§ Raw records
————————
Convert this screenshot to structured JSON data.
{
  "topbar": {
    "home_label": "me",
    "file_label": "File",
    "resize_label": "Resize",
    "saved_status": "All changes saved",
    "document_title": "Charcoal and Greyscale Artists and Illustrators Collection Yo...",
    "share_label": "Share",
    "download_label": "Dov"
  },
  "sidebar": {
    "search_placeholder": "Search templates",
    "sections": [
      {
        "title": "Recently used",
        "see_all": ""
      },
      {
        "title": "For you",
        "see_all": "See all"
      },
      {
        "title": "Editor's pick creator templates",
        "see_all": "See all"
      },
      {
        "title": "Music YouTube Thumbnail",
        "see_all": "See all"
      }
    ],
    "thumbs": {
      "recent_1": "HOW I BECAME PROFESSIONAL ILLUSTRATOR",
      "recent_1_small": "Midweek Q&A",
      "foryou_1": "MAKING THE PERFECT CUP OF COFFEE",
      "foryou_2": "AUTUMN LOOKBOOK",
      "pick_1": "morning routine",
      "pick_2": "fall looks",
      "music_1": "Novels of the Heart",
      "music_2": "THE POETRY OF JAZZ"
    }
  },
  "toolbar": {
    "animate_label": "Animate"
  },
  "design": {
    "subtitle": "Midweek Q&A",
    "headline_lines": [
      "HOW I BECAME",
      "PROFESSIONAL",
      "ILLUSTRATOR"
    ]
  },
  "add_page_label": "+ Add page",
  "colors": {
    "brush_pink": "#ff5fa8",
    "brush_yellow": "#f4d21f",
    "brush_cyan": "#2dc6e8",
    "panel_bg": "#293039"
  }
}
————————
Go through the entries and repeat each one exactly.

Convert this screenshot to structured JSON data.
{
  "topbar": {
    "home_label": "me",
    "file_label": "File",
    "resize_label": "Resize",
    "saved_status": "All changes saved",
    "document_title": "Charcoal and Greyscale Artists and Illustrators Collection Yo...",
    "share_label": "Share",
    "download_label": "Dov"
  },
  "sidebar": {
    "search_placeholder": "Search templates",
    "sections": [
      {
        "title": "Recently used",
        "see_all": ""
      },
      {
        "title": "For you",
        "see_all": "See all"
      },
      {
        "title": "Editor's pick creator templates",
        "see_all": "See all"
      },
      {
        "title": "Music YouTube Thumbnail",
        "see_all": "See all"
      }
    ],
    "thumbs": {
      "recent_1": "HOW I BECAME PROFESSIONAL ILLUSTRATOR",
      "recent_1_small": "Midweek Q&A",
      "foryou_1": "MAKING THE PERFECT CUP OF COFFEE",
      "foryou_2": "AUTUMN LOOKBOOK",
      "pick_1": "morning routine",
      "pick_2": "fall looks",
      "music_1": "Novels of the Heart",
      "music_2": "THE POETRY OF JAZZ"
    }
  },
  "toolbar": {
    "animate_label": "Animate"
  },
  "design": {
    "subtitle": "Midweek Q&A",
    "headline_lines": [
      "HOW I BECAME",
      "PROFESSIONAL",
      "ILLUSTRATOR"
    ]
  },
  "add_page_label": "+ Add page",
  "colors": {
    "brush_pink": "#ff5fa8",
    "brush_yellow": "#f4d21f",
    "brush_cyan": "#2dc6e8",
    "panel_bg": "#293039"
  }
}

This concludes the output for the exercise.